THE EXERCISE
Will you give the material below again, every line exactly as it is?
::: STORED ROWS :::
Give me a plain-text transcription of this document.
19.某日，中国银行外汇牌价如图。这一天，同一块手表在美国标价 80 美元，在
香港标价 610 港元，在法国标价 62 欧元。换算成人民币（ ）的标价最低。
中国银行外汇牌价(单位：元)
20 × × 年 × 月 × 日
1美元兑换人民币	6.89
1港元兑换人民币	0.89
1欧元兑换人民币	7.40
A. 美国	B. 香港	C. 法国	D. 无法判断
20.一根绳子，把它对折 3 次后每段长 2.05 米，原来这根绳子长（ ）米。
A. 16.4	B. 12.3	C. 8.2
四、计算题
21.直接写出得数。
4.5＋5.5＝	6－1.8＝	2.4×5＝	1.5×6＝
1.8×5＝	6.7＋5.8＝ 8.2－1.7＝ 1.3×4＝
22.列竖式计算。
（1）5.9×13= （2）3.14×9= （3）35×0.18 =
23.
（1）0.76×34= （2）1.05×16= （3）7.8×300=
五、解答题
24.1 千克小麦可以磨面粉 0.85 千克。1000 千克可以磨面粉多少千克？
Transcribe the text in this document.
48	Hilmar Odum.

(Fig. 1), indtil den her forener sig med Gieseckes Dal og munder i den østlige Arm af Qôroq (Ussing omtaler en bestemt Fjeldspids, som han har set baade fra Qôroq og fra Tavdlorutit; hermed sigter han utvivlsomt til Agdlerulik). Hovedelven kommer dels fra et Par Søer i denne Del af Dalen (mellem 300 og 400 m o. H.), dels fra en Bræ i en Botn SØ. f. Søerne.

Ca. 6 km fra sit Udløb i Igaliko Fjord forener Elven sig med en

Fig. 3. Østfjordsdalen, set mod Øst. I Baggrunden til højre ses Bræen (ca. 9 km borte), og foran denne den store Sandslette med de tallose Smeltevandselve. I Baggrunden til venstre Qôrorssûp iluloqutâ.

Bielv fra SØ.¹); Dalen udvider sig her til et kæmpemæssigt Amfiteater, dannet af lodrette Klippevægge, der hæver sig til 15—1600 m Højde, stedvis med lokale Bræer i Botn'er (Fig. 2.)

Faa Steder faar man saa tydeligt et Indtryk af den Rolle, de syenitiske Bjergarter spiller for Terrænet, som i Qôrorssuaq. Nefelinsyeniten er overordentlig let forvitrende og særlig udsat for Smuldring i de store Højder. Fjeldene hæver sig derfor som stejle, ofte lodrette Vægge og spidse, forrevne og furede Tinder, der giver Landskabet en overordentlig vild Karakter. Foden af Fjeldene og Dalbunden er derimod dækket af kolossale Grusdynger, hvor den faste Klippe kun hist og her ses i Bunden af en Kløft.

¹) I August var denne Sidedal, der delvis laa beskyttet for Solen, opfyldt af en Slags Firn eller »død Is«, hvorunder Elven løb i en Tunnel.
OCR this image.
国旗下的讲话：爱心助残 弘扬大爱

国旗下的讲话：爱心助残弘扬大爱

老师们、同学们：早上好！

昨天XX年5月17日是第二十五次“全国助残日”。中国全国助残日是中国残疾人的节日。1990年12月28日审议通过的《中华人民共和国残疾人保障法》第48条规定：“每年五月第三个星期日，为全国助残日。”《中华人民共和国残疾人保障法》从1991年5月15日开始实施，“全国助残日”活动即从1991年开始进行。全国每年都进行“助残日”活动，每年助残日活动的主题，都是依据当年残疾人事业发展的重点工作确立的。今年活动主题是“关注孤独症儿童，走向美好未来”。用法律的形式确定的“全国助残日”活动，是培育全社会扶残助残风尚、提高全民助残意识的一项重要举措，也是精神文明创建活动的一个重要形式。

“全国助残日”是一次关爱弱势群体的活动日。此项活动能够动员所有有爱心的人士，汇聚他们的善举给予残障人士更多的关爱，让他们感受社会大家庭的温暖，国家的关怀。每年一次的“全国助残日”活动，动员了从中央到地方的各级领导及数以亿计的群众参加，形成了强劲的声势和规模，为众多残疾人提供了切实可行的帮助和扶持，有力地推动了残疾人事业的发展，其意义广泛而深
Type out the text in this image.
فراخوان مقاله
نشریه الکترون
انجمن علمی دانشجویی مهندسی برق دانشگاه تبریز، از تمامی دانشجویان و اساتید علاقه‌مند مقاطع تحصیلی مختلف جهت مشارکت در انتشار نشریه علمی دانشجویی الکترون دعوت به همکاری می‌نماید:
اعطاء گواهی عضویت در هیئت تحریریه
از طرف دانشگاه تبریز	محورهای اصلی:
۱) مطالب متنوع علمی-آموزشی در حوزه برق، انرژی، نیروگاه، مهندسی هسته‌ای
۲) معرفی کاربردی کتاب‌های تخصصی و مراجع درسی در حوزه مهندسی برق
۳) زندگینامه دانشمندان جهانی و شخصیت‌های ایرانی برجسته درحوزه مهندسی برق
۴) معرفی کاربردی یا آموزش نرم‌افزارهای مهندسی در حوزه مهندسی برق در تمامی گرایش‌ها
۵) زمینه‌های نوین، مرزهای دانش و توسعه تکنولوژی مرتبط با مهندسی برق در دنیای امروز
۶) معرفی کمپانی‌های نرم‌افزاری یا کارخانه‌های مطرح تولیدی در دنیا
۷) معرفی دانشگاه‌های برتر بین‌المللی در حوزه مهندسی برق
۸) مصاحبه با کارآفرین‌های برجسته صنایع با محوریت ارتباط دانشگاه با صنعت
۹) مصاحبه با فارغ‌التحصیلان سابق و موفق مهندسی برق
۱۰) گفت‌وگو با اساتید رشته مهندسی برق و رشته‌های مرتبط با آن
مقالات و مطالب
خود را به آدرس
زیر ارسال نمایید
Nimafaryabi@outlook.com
:::
RIGHT ANSWER
Give me a plain-text transcription of this document.
19.某日，中国银行外汇牌价如图。这一天，同一块手表在美国标价 80 美元，在
香港标价 610 港元，在法国标价 62 欧元。换算成人民币（ ）的标价最低。
中国银行外汇牌价(单位：元)
20 × × 年 × 月 × 日
1美元兑换人民币	6.89
1港元兑换人民币	0.89
1欧元兑换人民币	7.40
A. 美国	B. 香港	C. 法国	D. 无法判断
20.一根绳子，把它对折 3 次后每段长 2.05 米，原来这根绳子长（ ）米。
A. 16.4	B. 12.3	C. 8.2
四、计算题
21.直接写出得数。
4.5＋5.5＝	6－1.8＝	2.4×5＝	1.5×6＝
1.8×5＝	6.7＋5.8＝ 8.2－1.7＝ 1.3×4＝
22.列竖式计算。
（1）5.9×13= （2）3.14×9= （3）35×0.18 =
23.
（1）0.76×34= （2）1.05×16= （3）7.8×300=
五、解答题
24.1 千克小麦可以磨面粉 0.85 千克。1000 千克可以磨面粉多少千克？
Transcribe the text in this document.
48	Hilmar Odum.

(Fig. 1), indtil den her forener sig med Gieseckes Dal og munder i den østlige Arm af Qôroq (Ussing omtaler en bestemt Fjeldspids, som han har set baade fra Qôroq og fra Tavdlorutit; hermed sigter han utvivlsomt til Agdlerulik). Hovedelven kommer dels fra et Par Søer i denne Del af Dalen (mellem 300 og 400 m o. H.), dels fra en Bræ i en Botn SØ. f. Søerne.

Ca. 6 km fra sit Udløb i Igaliko Fjord forener Elven sig med en

Fig. 3. Østfjordsdalen, set mod Øst. I Baggrunden til højre ses Bræen (ca. 9 km borte), og foran denne den store Sandslette med de tallose Smeltevandselve. I Baggrunden til venstre Qôrorssûp iluloqutâ.

Bielv fra SØ.¹); Dalen udvider sig her til et kæmpemæssigt Amfiteater, dannet af lodrette Klippevægge, der hæver sig til 15—1600 m Højde, stedvis med lokale Bræer i Botn'er (Fig. 2.)

Faa Steder faar man saa tydeligt et Indtryk af den Rolle, de syenitiske Bjergarter spiller for Terrænet, som i Qôrorssuaq. Nefelinsyeniten er overordentlig let forvitrende og særlig udsat for Smuldring i de store Højder. Fjeldene hæver sig derfor som stejle, ofte lodrette Vægge og spidse, forrevne og furede Tinder, der giver Landskabet en overordentlig vild Karakter. Foden af Fjeldene og Dalbunden er derimod dækket af kolossale Grusdynger, hvor den faste Klippe kun hist og her ses i Bunden af en Kløft.

¹) I August var denne Sidedal, der delvis laa beskyttet for Solen, opfyldt af en Slags Firn eller »død Is«, hvorunder Elven løb i en Tunnel.
OCR this image.
国旗下的讲话：爱心助残 弘扬大爱

国旗下的讲话：爱心助残弘扬大爱

老师们、同学们：早上好！

昨天XX年5月17日是第二十五次“全国助残日”。中国全国助残日是中国残疾人的节日。1990年12月28日审议通过的《中华人民共和国残疾人保障法》第48条规定：“每年五月第三个星期日，为全国助残日。”《中华人民共和国残疾人保障法》从1991年5月15日开始实施，“全国助残日”活动即从1991年开始进行。全国每年都进行“助残日”活动，每年助残日活动的主题，都是依据当年残疾人事业发展的重点工作确立的。今年活动主题是“关注孤独症儿童，走向美好未来”。用法律的形式确定的“全国助残日”活动，是培育全社会扶残助残风尚、提高全民助残意识的一项重要举措，也是精神文明创建活动的一个重要形式。

“全国助残日”是一次关爱弱势群体的活动日。此项活动能够动员所有有爱心的人士，汇聚他们的善举给予残障人士更多的关爱，让他们感受社会大家庭的温暖，国家的关怀。每年一次的“全国助残日”活动，动员了从中央到地方的各级领导及数以亿计的群众参加，形成了强劲的声势和规模，为众多残疾人提供了切实可行的帮助和扶持，有力地推动了残疾人事业的发展，其意义广泛而深
Type out the text in this image.
فراخوان مقاله
نشریه الکترون
انجمن علمی دانشجویی مهندسی برق دانشگاه تبریز، از تمامی دانشجویان و اساتید علاقه‌مند مقاطع تحصیلی مختلف جهت مشارکت در انتشار نشریه علمی دانشجویی الکترون دعوت به همکاری می‌نماید:
اعطاء گواهی عضویت در هیئت تحریریه
از طرف دانشگاه تبریز	محورهای اصلی:
۱) مطالب متنوع علمی-آموزشی در حوزه برق، انرژی، نیروگاه، مهندسی هسته‌ای
۲) معرفی کاربردی کتاب‌های تخصصی و مراجع درسی در حوزه مهندسی برق
۳) زندگینامه دانشمندان جهانی و شخصیت‌های ایرانی برجسته درحوزه مهندسی برق
۴) معرفی کاربردی یا آموزش نرم‌افزارهای مهندسی در حوزه مهندسی برق در تمامی گرایش‌ها
۵) زمینه‌های نوین، مرزهای دانش و توسعه تکنولوژی مرتبط با مهندسی برق در دنیای امروز
۶) معرفی کمپانی‌های نرم‌افزاری یا کارخانه‌های مطرح تولیدی در دنیا
۷) معرفی دانشگاه‌های برتر بین‌المللی در حوزه مهندسی برق
۸) مصاحبه با کارآفرین‌های برجسته صنایع با محوریت ارتباط دانشگاه با صنعت
۹) مصاحبه با فارغ‌التحصیلان سابق و موفق مهندسی برق
۱۰) گفت‌وگو با اساتید رشته مهندسی برق و رشته‌های مرتبط با آن
مقالات و مطالب
خود را به آدرس
زیر ارسال نمایید
Nimafaryabi@outlook.com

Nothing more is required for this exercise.